• Task brief
Would you transcribe the whole listing exactly, minus its pictures?
+++ Recorded data +++
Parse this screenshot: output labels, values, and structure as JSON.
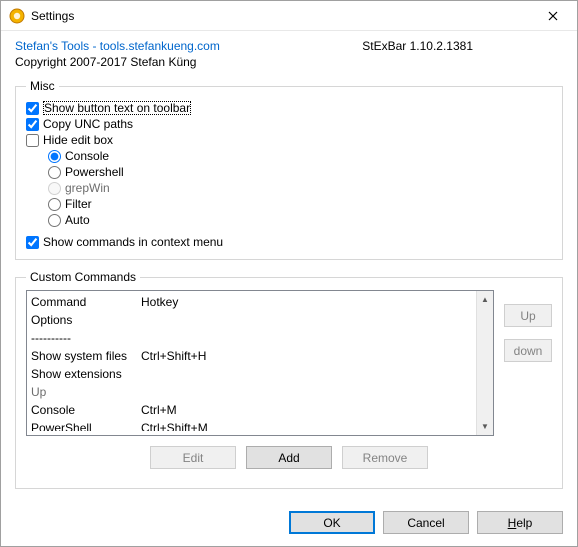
{
  "window": {
    "title": "Settings"
  },
  "header": {
    "link_text": "Stefan's Tools - tools.stefankueng.com",
    "version": "StExBar 1.10.2.1381",
    "copyright": "Copyright 2007-2017 Stefan Küng"
  },
  "misc": {
    "legend": "Misc",
    "show_button_text": {
      "label": "Show button text on toolbar",
      "checked": true,
      "focused": true
    },
    "copy_unc": {
      "label": "Copy UNC paths",
      "checked": true
    },
    "hide_edit": {
      "label": "Hide edit box",
      "checked": false
    },
    "radio": {
      "console": {
        "label": "Console",
        "selected": true,
        "enabled": true
      },
      "powershell": {
        "label": "Powershell",
        "selected": false,
        "enabled": true
      },
      "grepwin": {
        "label": "grepWin",
        "selected": false,
        "enabled": false
      },
      "filter": {
        "label": "Filter",
        "selected": false,
        "enabled": true
      },
      "auto": {
        "label": "Auto",
        "selected": false,
        "enabled": true
      }
    },
    "show_context": {
      "label": "Show commands in context menu",
      "checked": true
    }
  },
  "custom": {
    "legend": "Custom Commands",
    "columns": {
      "command": "Command",
      "hotkey": "Hotkey"
    },
    "items": [
      {
        "command": "Options",
        "hotkey": "",
        "faded": false
      },
      {
        "command": "----------",
        "hotkey": "",
        "faded": false
      },
      {
        "command": "Show system files",
        "hotkey": "Ctrl+Shift+H",
        "faded": false
      },
      {
        "command": "Show extensions",
        "hotkey": "",
        "faded": false
      },
      {
        "command": "Up",
        "hotkey": "",
        "faded": true
      },
      {
        "command": "Console",
        "hotkey": "Ctrl+M",
        "faded": false
      },
      {
        "command": "PowerShell",
        "hotkey": "Ctrl+Shift+M",
        "faded": false,
        "clipped": true
      }
    ],
    "side": {
      "up": "Up",
      "down": "down"
    },
    "buttons": {
      "edit": "Edit",
      "add": "Add",
      "remove": "Remove"
    }
  },
  "dialog_buttons": {
    "ok": "OK",
    "cancel": "Cancel",
    "help": "Help"
  }
}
+++
• Correct response
Parse this screenshot: output labels, values, and structure as JSON.
{
  "window": {
    "title": "Settings"
  },
  "header": {
    "link_text": "Stefan's Tools - tools.stefankueng.com",
    "version": "StExBar 1.10.2.1381",
    "copyright": "Copyright 2007-2017 Stefan Küng"
  },
  "misc": {
    "legend": "Misc",
    "show_button_text": {
      "label": "Show button text on toolbar",
      "checked": true,
      "focused": true
    },
    "copy_unc": {
      "label": "Copy UNC paths",
      "checked": true
    },
    "hide_edit": {
      "label": "Hide edit box",
      "checked": false
    },
    "radio": {
      "console": {
        "label": "Console",
        "selected": true,
        "enabled": true
      },
      "powershell": {
        "label": "Powershell",
        "selected": false,
        "enabled": true
      },
      "grepwin": {
        "label": "grepWin",
        "selected": false,
        "enabled": false
      },
      "filter": {
        "label": "Filter",
        "selected": false,
        "enabled": true
      },
      "auto": {
        "label": "Auto",
        "selected": false,
        "enabled": true
      }
    },
    "show_context": {
      "label": "Show commands in context menu",
      "checked": true
    }
  },
  "custom": {
    "legend": "Custom Commands",
    "columns": {
      "command": "Command",
      "hotkey": "Hotkey"
    },
    "items": [
      {
        "command": "Options",
        "hotkey": "",
        "faded": false
      },
      {
        "command": "----------",
        "hotkey": "",
        "faded": false
      },
      {
        "command": "Show system files",
        "hotkey": "Ctrl+Shift+H",
        "faded": false
      },
      {
        "command": "Show extensions",
        "hotkey": "",
        "faded": false
      },
      {
        "command": "Up",
        "hotkey": "",
        "faded": true
      },
      {
        "command": "Console",
        "hotkey": "Ctrl+M",
        "faded": false
      },
      {
        "command": "PowerShell",
        "hotkey": "Ctrl+Shift+M",
        "faded": false,
        "clipped": true
      }
    ],
    "side": {
      "up": "Up",
      "down": "down"
    },
    "buttons": {
      "edit": "Edit",
      "add": "Add",
      "remove": "Remove"
    }
  },
  "dialog_buttons": {
    "ok": "OK",
    "cancel": "Cancel",
    "help": "Help"
  }
}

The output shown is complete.